> 原文
= = = = = = =
王笔的解释学思想与经学形而上学的破坏性误读--兼论儒道诗学中“内道与外儒”的人格构成_儒家论文

王笔的解释学思想与经学形而上学的破坏性误读--兼论儒道诗学中“内道与外儒”的人格构成_儒家论文

王弼的阐释学思想与经学玄学化的破坏性误读——兼论儒道诗学的“内道外儒”人格构成,本文主要内容关键词为:王弼论文,儒道论文,经学论文,诗学论文,玄学论文,此文献不代表本站观点,内容供学术参考,文章仅供参考阅读下载。

在中国古典阐释学的发展历程中,由两汉经学向魏晋玄学转向所引起的经学的玄学化是以王弼为肇事的历史界标的。儒家士人主体“立言”的经典文本在王弼的破坏性读解下开始走向意义的解构。王弼以玄妙的清谈即把先秦两汉多少巨儒封闭在经典文本中的儒家文化世界和儒家诗学世界颠覆得支离破碎,从而引起了一个民族文化形态和诗学理论思维的转型。

亚里士多德曾把语言和文字界分为人类的两大表意符号系统:“口语是心灵经验的符号,文字是口语的符号。”〔1〕而索绪尔在关于语言的思考中不仅在形而上学的思路上认同了亚里士多德,并且固执于语音中心主义(Phonocentrism)进一步指出了书写的文字存在的唯一理由仅仅是依赖于口语:“语言(Saying)和文字(Writing)是两种不同的符号系统,后者存在的唯一理由在于表现前者。”〔2〕的确, 书写的文字其存在的功能和理由是为了彰现言说的语言——口语,但文字的稳定性与口语的鲜活性往往使这两者在历史的流动中产生意义关系的脱节,从而导致两者在表意方面的悖离。而这种悖离的一方面就是书写的文字对已逝去的铭记性使人们总是倍感文字有一种凌架于口语之上的威望和尊严;因此,人们在阅读文本时总是过多地投注尊重于书写的语言——文本,而冷漠在历史中发展着的、生生不息的口语言说。也正是在这一理论的层面意义上反思儒家诗学,我们发现,儒家士人主体“立言”的经典文本作为书写的语言形式总是与在历史中发展着的、言说着的语言脱节,在文化语境中借助对逝去历史的铭记对从而呈现出对当下文化阐释的独断性和暴虐性。而儒家诗学范畴又借助于学术宗教的神圣地位,在对文学现象的阐释中所表现出的独断性和暴虐性就更加显著了。
= = = = = = =
请把上面讲王弼阐释学的那篇文章原样照抄一段，从“王弼的阐释学思想与经学玄学化”开始，一直抄到“独断性和暴虐性就更加显著了。”为止，“独断性和暴虐性就更加显著了。”本身也要抄上。

> 节选记录
= = = = = = =
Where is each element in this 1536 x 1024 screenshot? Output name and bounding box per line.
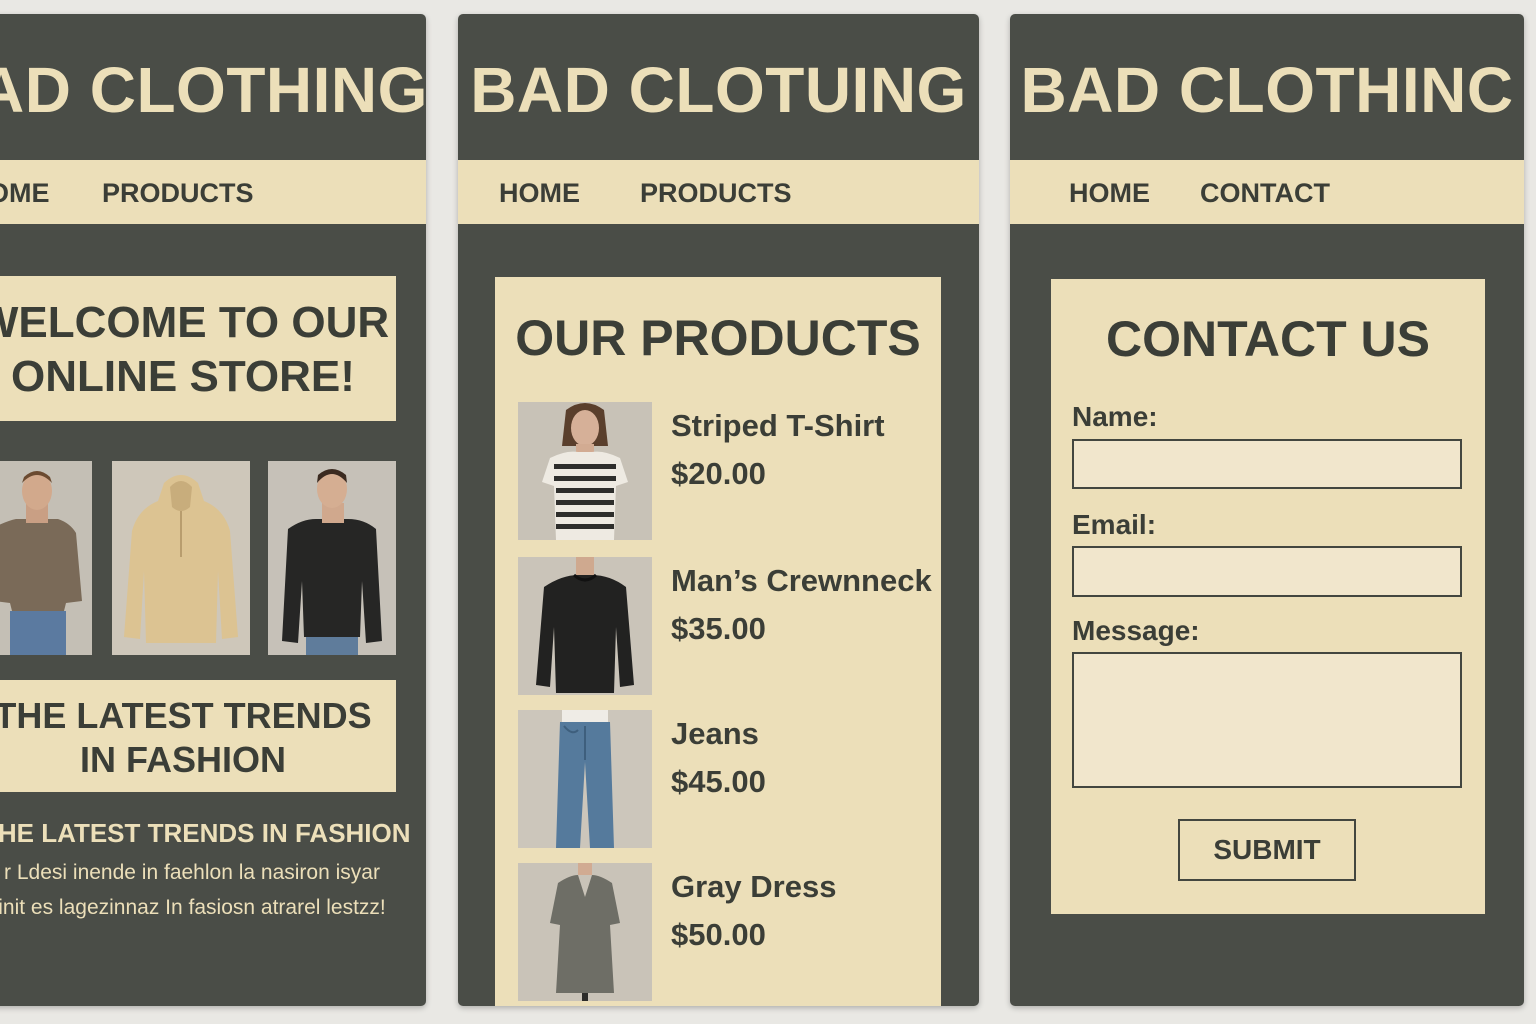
product-item[interactable]: Jeans $45.00 bbox=[518, 710, 918, 848]
jeans-photo[interactable] bbox=[518, 710, 652, 848]
products-page-panel: BAD CLOTUING HOME PRODUCTS OUR PRODUCTS bbox=[458, 14, 979, 1006]
product-item[interactable]: Gray Dress $50.00 bbox=[518, 863, 918, 1001]
product-item[interactable]: Man’s Crewnneck $35.00 bbox=[518, 557, 932, 695]
striped-tshirt-photo[interactable] bbox=[518, 402, 652, 540]
nav-home-link[interactable]: HOME bbox=[1069, 178, 1150, 208]
site-logo-text: AD CLOTHING bbox=[0, 54, 426, 126]
trends-heading: THE LATEST TRENDS IN FASHION bbox=[0, 818, 411, 848]
nav-home-link[interactable]: HOME bbox=[499, 178, 580, 208]
name-label: Name: bbox=[1072, 401, 1158, 432]
product-price: $50.00 bbox=[671, 917, 766, 952]
beige-hoodie-photo[interactable] bbox=[112, 461, 250, 655]
nav-home-link[interactable]: OME bbox=[0, 178, 50, 208]
product-name[interactable]: Striped T-Shirt bbox=[671, 408, 885, 444]
mockup-stage: AD CLOTHING OME PRODUCTS WELCOME TO OUR … bbox=[0, 0, 1536, 1024]
home-page-panel: AD CLOTHING OME PRODUCTS WELCOME TO OUR … bbox=[0, 14, 426, 1006]
body-text-line-1: r Ldesi inende in faehlon la nasiron isy… bbox=[4, 861, 380, 884]
contact-title: CONTACT US bbox=[1105, 311, 1431, 367]
nav-products-link[interactable]: PRODUCTS bbox=[640, 178, 792, 208]
message-label: Message: bbox=[1072, 615, 1200, 646]
products-title: OUR PRODUCTS bbox=[515, 310, 921, 366]
product-name[interactable]: Jeans bbox=[671, 716, 759, 752]
email-label: Email: bbox=[1072, 509, 1157, 540]
gray-dress-photo[interactable] bbox=[518, 863, 652, 1001]
man-black-sweater-photo[interactable] bbox=[268, 461, 396, 655]
site-logo-text: BAD CLOTHINC bbox=[1020, 54, 1514, 126]
name-field[interactable] bbox=[1072, 439, 1462, 489]
nav-contact-link[interactable]: CONTACT bbox=[1200, 178, 1330, 208]
site-logo-text: BAD CLOTUING bbox=[470, 54, 967, 126]
message-textarea[interactable] bbox=[1072, 652, 1462, 788]
submit-button[interactable]: SUBMIT bbox=[1178, 819, 1356, 881]
nav-products-link[interactable]: PRODUCTS bbox=[102, 178, 254, 208]
product-name[interactable]: Man’s Crewnneck bbox=[671, 563, 932, 599]
trends-banner-line-1: THE LATEST TRENDS bbox=[0, 695, 372, 736]
contact-form-card: CONTACT US Name: Email: Message: SUBMIT bbox=[1051, 279, 1485, 914]
home-navbar: OME PRODUCTS bbox=[0, 160, 426, 224]
product-item[interactable]: Striped T-Shirt $20.00 bbox=[518, 402, 918, 540]
crewneck-photo[interactable] bbox=[518, 557, 652, 695]
welcome-line-1: WELCOME TO OUR bbox=[0, 298, 390, 347]
contact-page-panel: BAD CLOTHINC HOME CONTACT CONTACT US Nam… bbox=[1010, 14, 1524, 1006]
product-name[interactable]: Gray Dress bbox=[671, 869, 836, 905]
product-price: $35.00 bbox=[671, 611, 766, 646]
man-brown-tshirt-photo[interactable] bbox=[0, 461, 92, 655]
email-field[interactable] bbox=[1072, 546, 1462, 597]
trends-banner: THE LATEST TRENDS IN FASHION bbox=[0, 680, 396, 792]
product-price: $20.00 bbox=[671, 456, 766, 491]
welcome-banner: WELCOME TO OUR ONLINE STORE! bbox=[0, 276, 396, 421]
products-card: OUR PRODUCTS Striped T-Shirt $20.00 Man’… bbox=[495, 277, 941, 1006]
trends-banner-line-2: IN FASHION bbox=[79, 739, 286, 780]
product-price: $45.00 bbox=[671, 764, 766, 799]
welcome-line-2: ONLINE STORE! bbox=[11, 352, 355, 401]
contact-navbar: HOME CONTACT bbox=[1010, 160, 1524, 224]
body-text-line-2: init es lagezinnaz In fasiosn atrarel le… bbox=[0, 896, 386, 919]
products-navbar: HOME PRODUCTS bbox=[458, 160, 979, 224]
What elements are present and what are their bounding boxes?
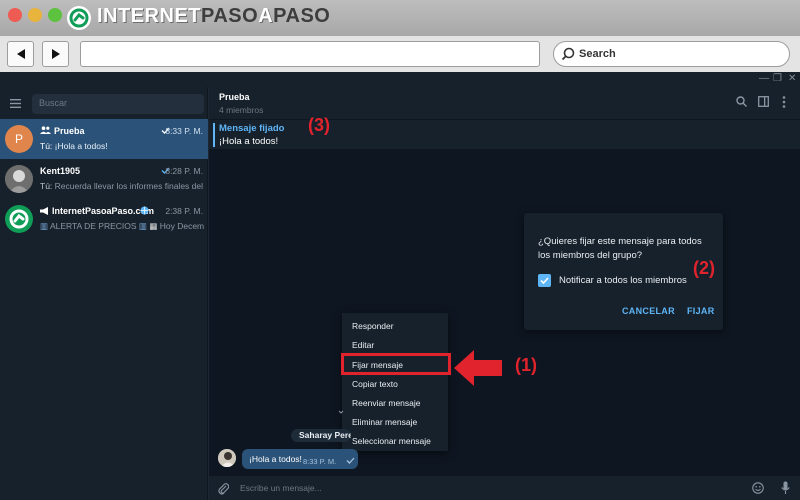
emoji-icon[interactable]	[752, 482, 764, 494]
group-icon	[40, 126, 51, 134]
channel-megaphone-icon	[40, 207, 48, 215]
chat-preview: Tú: Recuerda llevar los informes finales…	[40, 181, 204, 191]
menu-item-delete[interactable]: Eliminar mensaje	[342, 413, 448, 432]
menu-item-reply[interactable]: Responder	[342, 317, 448, 336]
red-arrow-icon	[454, 350, 502, 386]
message-context-menu: Responder Editar Fijar mensaje Copiar te…	[342, 313, 448, 451]
avatar-photo-icon	[218, 449, 236, 467]
chat-search-input[interactable]: Buscar	[32, 94, 204, 114]
more-options-icon[interactable]	[782, 96, 786, 108]
scroll-down-icon[interactable]	[338, 409, 344, 415]
chat-item-prueba[interactable]: P Prueba 8:33 P. M. Tú: ¡Hola a todos!	[0, 119, 208, 159]
logo-word-internet: INTERNET	[97, 5, 201, 27]
chat-list-sidebar: Buscar P Prueba 8:33 P. M. Tú: ¡Hola a t…	[0, 87, 208, 500]
browser-search-field[interactable]: Search	[553, 41, 790, 67]
search-label: Search	[579, 48, 616, 60]
chat-name: Prueba	[54, 126, 85, 136]
menu-item-select[interactable]: Seleccionar mensaje	[342, 432, 448, 451]
window-titlebar: INTERNETPASOAPASO	[0, 0, 800, 36]
chat-preview-text: ¡Hola a todos!	[54, 141, 108, 151]
browser-toolbar: Search	[0, 36, 800, 72]
annotation-3: (3)	[308, 115, 330, 135]
logo-word-paso-2: PASO	[273, 5, 331, 27]
chat-preview-text-2: Hoy December...	[159, 221, 204, 231]
search-icon[interactable]	[736, 96, 747, 107]
chart-emoji-icon: ▥	[138, 221, 147, 231]
close-window-button[interactable]	[8, 8, 22, 22]
search-icon	[561, 47, 575, 61]
calendar-emoji-icon: ▦	[149, 221, 158, 231]
chat-pane: Prueba 4 miembros Mensaje fijado ¡Hola a…	[209, 87, 800, 500]
forward-button[interactable]	[42, 41, 69, 67]
chat-preview-sender: Tú:	[40, 141, 55, 151]
read-check-icon	[346, 457, 355, 464]
app-close-icon[interactable]: ✕	[788, 73, 796, 84]
message-time: 8:33 P. M.	[303, 457, 337, 466]
message-bubble[interactable]: ¡Hola a todos! 8:33 P. M.	[242, 449, 358, 469]
chat-name: Kent1905	[40, 166, 81, 176]
chat-members-count: 4 miembros	[219, 105, 264, 115]
attach-icon[interactable]	[218, 482, 229, 495]
sidebar-toggle-icon[interactable]	[758, 96, 769, 107]
message-text: ¡Hola a todos!	[249, 454, 302, 464]
verified-globe-icon	[140, 206, 149, 215]
avatar: P	[5, 125, 33, 153]
chat-preview-sender: Tú:	[40, 181, 55, 191]
message-composer: Escribe un mensaje...	[209, 475, 800, 500]
cancel-button[interactable]: CANCELAR	[622, 306, 675, 316]
app-minimize-icon[interactable]: —	[759, 73, 769, 84]
app-restore-icon[interactable]: ❐	[773, 73, 782, 84]
dialog-question: ¿Quieres fijar este mensaje para todos l…	[538, 236, 702, 261]
chat-search-placeholder: Buscar	[39, 98, 68, 108]
chat-item-kent1905[interactable]: Kent1905 8:28 P. M. Tú: Recuerda llevar …	[0, 159, 208, 199]
channel-logo-icon	[9, 209, 29, 229]
chat-time: 8:33 P. M.	[165, 126, 203, 136]
chat-header[interactable]: Prueba 4 miembros	[209, 87, 800, 119]
logo-word-paso: PASO	[201, 5, 259, 27]
chat-time: 8:28 P. M.	[165, 166, 203, 176]
pinned-text: ¡Hola a todos!	[219, 136, 279, 147]
microphone-icon[interactable]	[781, 481, 790, 495]
chat-preview-text: Recuerda llevar los informes finales del…	[54, 181, 204, 191]
pin-button[interactable]: FIJAR	[687, 306, 715, 316]
pinned-title: Mensaje fijado	[219, 123, 285, 134]
url-bar[interactable]	[80, 41, 540, 67]
chat-title: Prueba	[219, 92, 250, 102]
chat-name: InternetPasoaPaso.com	[52, 206, 155, 216]
chat-preview-text: ALERTA DE PRECIOS	[49, 221, 137, 231]
avatar-photo-icon	[5, 165, 33, 193]
pinned-accent-bar	[213, 123, 215, 147]
annotation-2: (2)	[693, 258, 715, 278]
forward-arrow-icon	[52, 49, 60, 59]
app-window-bar: — ❐ ✕	[0, 72, 800, 87]
avatar	[5, 205, 33, 233]
maximize-window-button[interactable]	[48, 8, 62, 22]
menu-icon[interactable]	[10, 99, 21, 108]
menu-item-forward[interactable]: Reenviar mensaje	[342, 394, 448, 413]
message-input[interactable]: Escribe un mensaje...	[240, 483, 322, 493]
avatar	[218, 449, 236, 467]
site-logo: INTERNETPASOAPASO	[97, 5, 330, 28]
minimize-window-button[interactable]	[28, 8, 42, 22]
chat-time: 2:38 P. M.	[165, 206, 203, 216]
chat-preview: ▥ ALERTA DE PRECIOS ▥ ▦ Hoy December...	[40, 221, 204, 232]
notify-all-label: Notificar a todos los miembros	[559, 275, 687, 286]
logo-icon	[67, 6, 91, 30]
chat-item-internetpasoapaso[interactable]: InternetPasoaPaso.com 2:38 P. M. ▥ ALERT…	[0, 199, 208, 239]
chart-emoji-icon: ▥	[40, 221, 49, 231]
annotation-1: (1)	[515, 355, 537, 375]
highlight-box	[341, 353, 451, 375]
avatar	[5, 165, 33, 193]
logo-word-a: A	[258, 5, 274, 27]
chat-preview: Tú: ¡Hola a todos!	[40, 141, 204, 151]
checkmark-icon	[540, 277, 549, 284]
pinned-message-bar[interactable]: Mensaje fijado ¡Hola a todos!	[209, 119, 800, 149]
telegram-window: — ❐ ✕ Buscar P Prueba 8:33 P. M. Tú: ¡Ho…	[0, 72, 800, 500]
notify-all-checkbox[interactable]	[538, 274, 551, 287]
sender-name-pill: Saharay Perez	[291, 429, 351, 442]
back-button[interactable]	[7, 41, 34, 67]
menu-item-copy[interactable]: Copiar texto	[342, 375, 448, 394]
back-arrow-icon	[17, 49, 25, 59]
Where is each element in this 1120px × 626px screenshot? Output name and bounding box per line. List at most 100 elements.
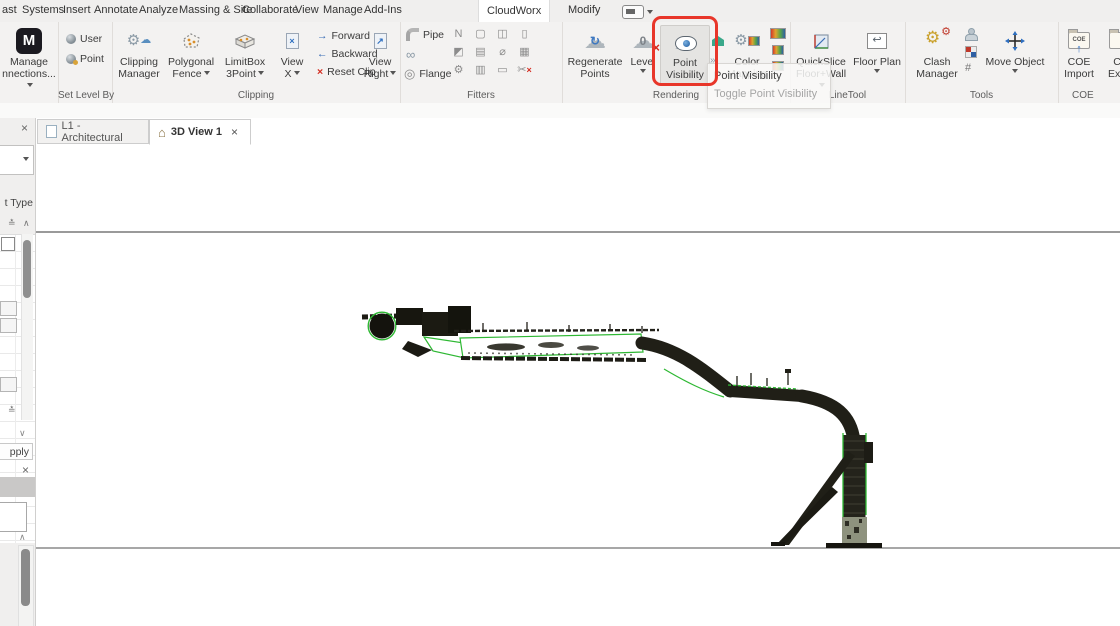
view-tab-3d-view-1[interactable]: ⌂ 3D View 1 × [149,119,251,145]
chevron-up-icon[interactable]: ∧ [23,218,30,229]
fitter-route-icon[interactable]: N [450,27,467,42]
clipping-manager-cloud-icon: ☁ [140,33,151,48]
fitter-window-icon[interactable]: ▥ [472,63,489,78]
group-label-clipping: Clipping [112,90,400,101]
colorgrid-icon[interactable] [772,45,784,55]
menu-tab-analyze[interactable]: Analyze [139,4,178,16]
set-level-user-button[interactable]: User [66,33,102,45]
coe-import-label2: Import [1064,68,1094,80]
refresh-icon: ↻ [582,28,608,54]
coe-export-button[interactable]: C Exp [1102,25,1120,80]
menu-tab-ast[interactable]: ast [2,4,17,16]
fitter-duct-icon[interactable]: ▢ [472,27,489,42]
menu-tab-collaborate[interactable]: Collaborate [242,4,298,16]
browser-scrollbar[interactable] [18,545,34,626]
menu-tab-cloudworx[interactable]: CloudWorx [478,0,550,22]
chevron-down-icon [23,157,29,164]
coe-import-button[interactable]: COE ↑ COE Import [1060,25,1098,80]
set-level-point-button[interactable]: Point [66,53,104,65]
tab-close-icon[interactable]: × [231,125,238,139]
clipping-manager-button[interactable]: ⚙ ☁ Clipping Manager [114,25,164,80]
dropdown-caret-icon [640,69,646,76]
property-cell[interactable] [0,318,17,333]
fitter-door-icon[interactable]: ▤ [472,45,489,60]
coe-import-folder-icon: COE ↑ [1068,32,1090,49]
type-selector[interactable] [0,145,34,175]
coe-export-label1: C [1113,56,1120,68]
3d-viewport[interactable] [36,145,1120,626]
clash-manager-icon: ⚙⚙ [925,29,949,53]
fitter-double-flange-icon[interactable]: ⚙ [450,63,467,78]
menu-tab-addins[interactable]: Add-Ins [364,4,402,16]
find-fitting-button[interactable]: ∞ [406,47,415,62]
fitter-pill-icon[interactable]: ▯ [516,27,533,42]
fitter-mesh-icon[interactable]: ▦ [516,45,533,60]
group-set-level-by: User Point Set Level By [58,22,113,103]
pipe-button[interactable]: Pipe [406,28,444,41]
fitter-monitor-icon[interactable]: ▭ [494,63,511,78]
group-label-tools: Tools [905,90,1058,101]
point-visibility-tooltip: Point Visibility Toggle Point Visibility [707,63,831,109]
pin-icon[interactable]: ≛ [8,405,16,416]
fitter-box-icon[interactable]: ◫ [494,27,511,42]
menu-tab-insert[interactable]: Insert [63,4,91,16]
clash-manager-button[interactable]: ⚙⚙ Clash Manager [913,25,961,80]
menu-tab-systems[interactable]: Systems [22,4,64,16]
properties-close-icon[interactable]: × [21,121,28,135]
clipping-manager-label1: Clipping [120,56,158,68]
menu-tab-manage[interactable]: Manage [323,4,363,16]
group-label-coe: COE [1058,90,1120,101]
view-tab-l1-architectural[interactable]: L1 - Architectural [37,119,149,144]
cloudworx-ribbon: M Manage nnections... User Point Set Lev… [0,22,1120,104]
checker-tool-icon[interactable] [965,46,977,58]
pipe-label: Pipe [423,29,444,41]
move-object-label: Move Object [986,56,1045,68]
move-object-button[interactable]: Move Object [983,25,1047,76]
limitbox-icon [233,32,257,50]
ribbon-display-toggle[interactable] [622,5,644,19]
properties-toolbar-row: ≛ ∧ [0,218,35,232]
polygonal-fence-button[interactable]: Polygonal Fence [164,25,218,80]
fitter-angle-icon[interactable]: ◩ [450,45,467,60]
browser-close-icon[interactable]: × [22,463,29,477]
property-cell[interactable] [0,377,17,392]
view-right-label1: View [369,56,392,68]
limitbox-3point-button[interactable]: LimitBox 3Point [218,25,272,80]
view-x-label2: X [284,68,291,80]
properties-scrollbar[interactable] [21,234,33,420]
chevron-up-icon[interactable]: ∧ [19,532,26,543]
pin-icon[interactable]: ≛ [8,218,16,229]
person-tool-icon[interactable] [965,28,976,39]
fitter-cut-icon[interactable]: ✂× [516,63,533,78]
fitter-eraser-icon[interactable]: ⌀ [494,45,511,60]
clipping-manager-gears-icon: ⚙ [127,33,140,48]
plan-view-icon [46,125,57,138]
floor-plan-button[interactable]: ↩ Floor Plan [852,25,902,76]
property-cell[interactable] [0,301,17,316]
apply-button[interactable]: pply [0,443,33,460]
scrollbar-thumb[interactable] [21,549,30,606]
menu-tab-annotate[interactable]: Annotate [94,4,138,16]
menu-tab-modify[interactable]: Modify [568,4,600,16]
edit-type-button[interactable]: t Type [0,197,33,209]
manage-connections-button[interactable]: M Manage nnections... [0,25,58,92]
pipe-elbow-icon [406,28,419,41]
view-right-button[interactable]: ↗ View Right [360,25,400,80]
move-object-icon [1005,31,1025,51]
group-label-set-level-by: Set Level By [58,90,112,101]
browser-search-input[interactable] [0,502,27,532]
regenerate-points-button[interactable]: ☁ ↻ Regenerate Points [566,25,624,80]
view-right-label2: Right [364,68,389,80]
cut-red-x-icon: × [526,65,531,75]
polygonal-fence-label1: Polygonal [168,56,214,68]
flange-button[interactable]: ◎ Flange [404,66,451,82]
highlight-red-box-annotation [652,16,718,86]
scrollbar-thumb[interactable] [23,240,31,298]
user-sphere-icon [66,34,76,44]
view-x-button[interactable]: × View X [272,25,312,80]
property-checkbox[interactable] [1,237,15,251]
grid-tool-icon[interactable]: # [965,62,971,74]
chevron-down-icon[interactable]: ∨ [19,428,26,439]
menu-tab-view[interactable]: View [295,4,319,16]
colorbar-icon[interactable] [770,28,786,39]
= = = = = = =
> 完成结果
王弼的阐释学思想与经学玄学化的破坏性误读——兼论儒道诗学的“内道外儒”人格构成,本文主要内容关键词为:王弼论文,儒道论文,经学论文,诗学论文,玄学论文,此文献不代表本站观点,内容供学术参考,文章仅供参考阅读下载。

在中国古典阐释学的发展历程中,由两汉经学向魏晋玄学转向所引起的经学的玄学化是以王弼为肇事的历史界标的。儒家士人主体“立言”的经典文本在王弼的破坏性读解下开始走向意义的解构。王弼以玄妙的清谈即把先秦两汉多少巨儒封闭在经典文本中的儒家文化世界和儒家诗学世界颠覆得支离破碎,从而引起了一个民族文化形态和诗学理论思维的转型。

亚里士多德曾把语言和文字界分为人类的两大表意符号系统:“口语是心灵经验的符号,文字是口语的符号。”〔1〕而索绪尔在关于语言的思考中不仅在形而上学的思路上认同了亚里士多德,并且固执于语音中心主义(Phonocentrism)进一步指出了书写的文字存在的唯一理由仅仅是依赖于口语:“语言(Saying)和文字(Writing)是两种不同的符号系统,后者存在的唯一理由在于表现前者。”〔2〕的确, 书写的文字其存在的功能和理由是为了彰现言说的语言——口语,但文字的稳定性与口语的鲜活性往往使这两者在历史的流动中产生意义关系的脱节,从而导致两者在表意方面的悖离。而这种悖离的一方面就是书写的文字对已逝去的铭记性使人们总是倍感文字有一种凌架于口语之上的威望和尊严;因此,人们在阅读文本时总是过多地投注尊重于书写的语言——文本,而冷漠在历史中发展着的、生生不息的口语言说。也正是在这一理论的层面意义上反思儒家诗学,我们发现,儒家士人主体“立言”的经典文本作为书写的语言形式总是与在历史中发展着的、言说着的语言脱节,在文化语境中借助对逝去历史的铭记对从而呈现出对当下文化阐释的独断性和暴虐性。而儒家诗学范畴又借助于学术宗教的神圣地位,在对文学现象的阐释中所表现出的独断性和暴虐性就更加显著了。